[DO THIS]: The answer is one number: how many lines in the data below hold "encosto".

[DATA TO USE]:
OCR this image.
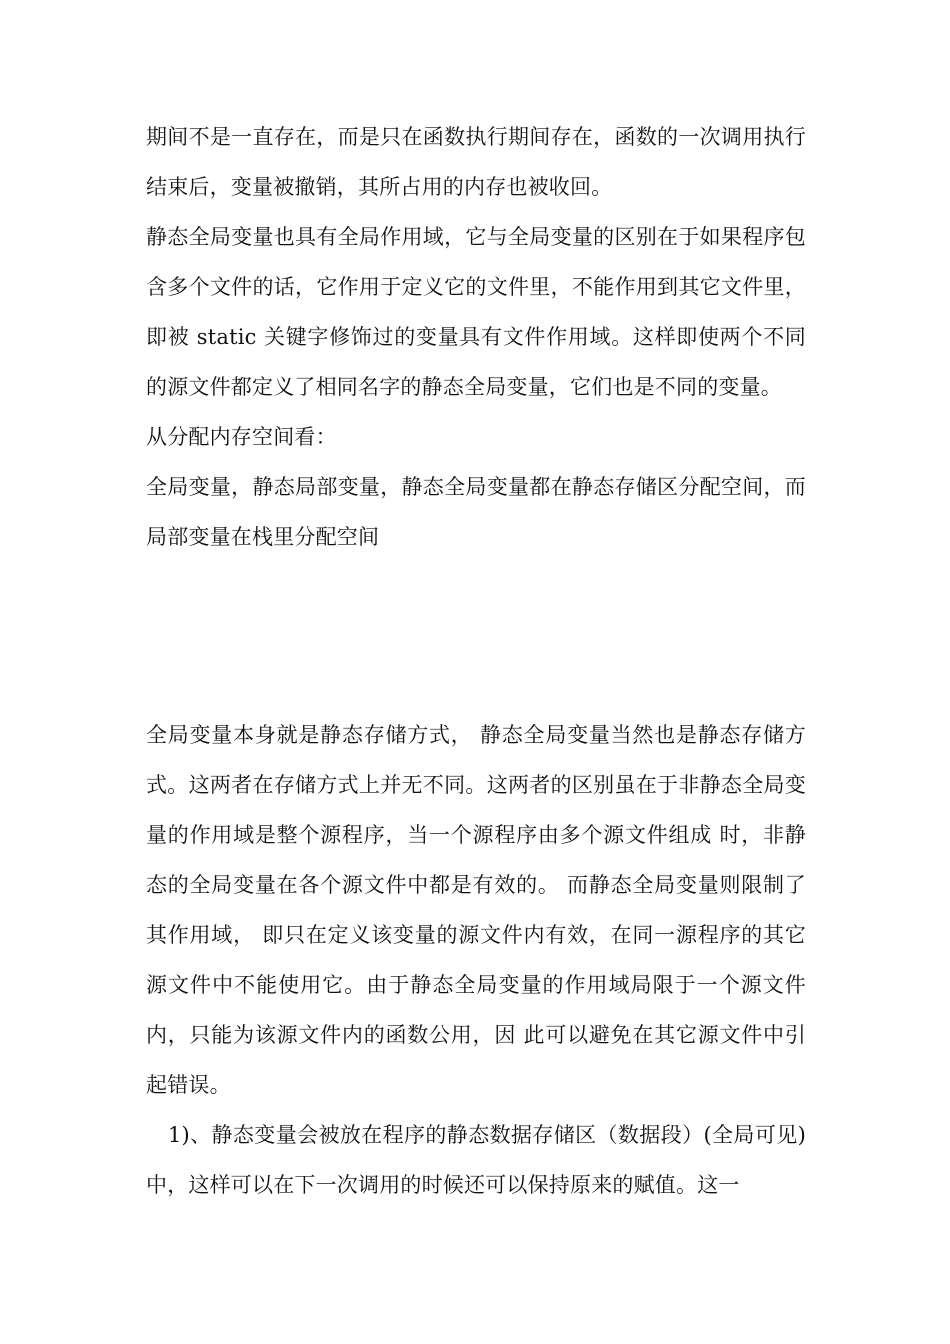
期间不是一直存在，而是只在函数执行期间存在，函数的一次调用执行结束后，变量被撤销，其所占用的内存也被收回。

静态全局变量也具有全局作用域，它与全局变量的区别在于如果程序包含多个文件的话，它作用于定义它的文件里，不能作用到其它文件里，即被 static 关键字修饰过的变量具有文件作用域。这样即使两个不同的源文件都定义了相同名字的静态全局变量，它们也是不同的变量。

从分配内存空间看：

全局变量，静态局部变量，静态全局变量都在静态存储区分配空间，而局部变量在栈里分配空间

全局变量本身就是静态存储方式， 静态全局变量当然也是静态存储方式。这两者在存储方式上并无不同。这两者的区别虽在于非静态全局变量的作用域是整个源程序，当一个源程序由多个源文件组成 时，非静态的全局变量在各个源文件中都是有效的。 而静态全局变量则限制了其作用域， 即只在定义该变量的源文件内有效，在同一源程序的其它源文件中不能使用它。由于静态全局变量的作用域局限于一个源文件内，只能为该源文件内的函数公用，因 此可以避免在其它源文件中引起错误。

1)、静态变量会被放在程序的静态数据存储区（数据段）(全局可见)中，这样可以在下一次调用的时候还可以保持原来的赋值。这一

--

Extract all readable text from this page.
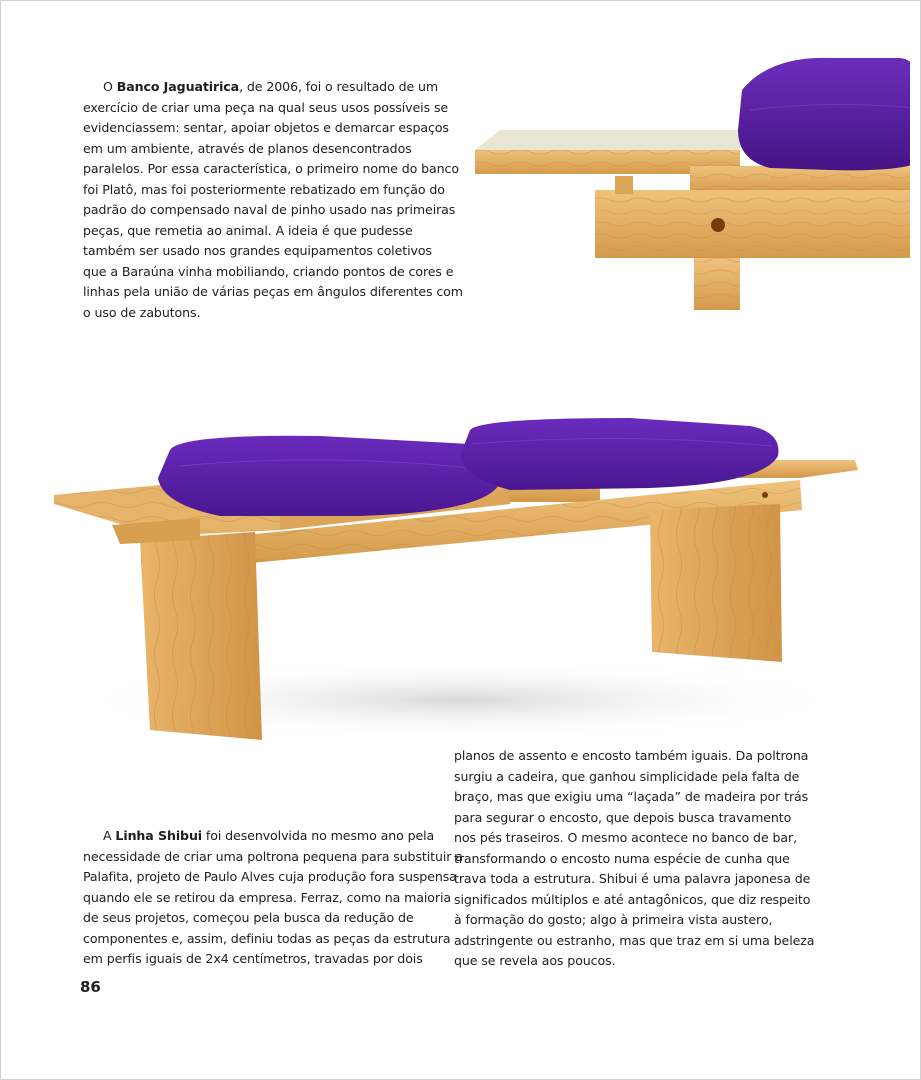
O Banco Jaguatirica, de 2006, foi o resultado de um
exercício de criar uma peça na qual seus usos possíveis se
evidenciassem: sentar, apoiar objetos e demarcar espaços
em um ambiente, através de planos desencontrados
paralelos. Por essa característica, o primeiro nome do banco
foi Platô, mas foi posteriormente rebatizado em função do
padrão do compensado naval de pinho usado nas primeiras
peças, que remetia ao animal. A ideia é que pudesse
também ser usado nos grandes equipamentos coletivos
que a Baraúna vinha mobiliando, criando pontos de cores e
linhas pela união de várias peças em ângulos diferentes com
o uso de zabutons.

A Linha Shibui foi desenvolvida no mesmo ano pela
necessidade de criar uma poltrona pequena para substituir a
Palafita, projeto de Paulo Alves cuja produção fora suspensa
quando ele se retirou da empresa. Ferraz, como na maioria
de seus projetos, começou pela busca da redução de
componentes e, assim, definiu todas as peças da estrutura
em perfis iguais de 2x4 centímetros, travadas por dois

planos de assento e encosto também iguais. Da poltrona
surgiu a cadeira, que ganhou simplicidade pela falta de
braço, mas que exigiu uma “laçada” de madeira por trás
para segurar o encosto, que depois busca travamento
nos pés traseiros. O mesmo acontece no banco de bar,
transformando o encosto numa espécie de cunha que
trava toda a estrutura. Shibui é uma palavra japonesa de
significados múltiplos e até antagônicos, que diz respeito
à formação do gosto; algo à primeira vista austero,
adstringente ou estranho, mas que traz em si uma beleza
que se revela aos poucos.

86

[FULL ANSWER]: 3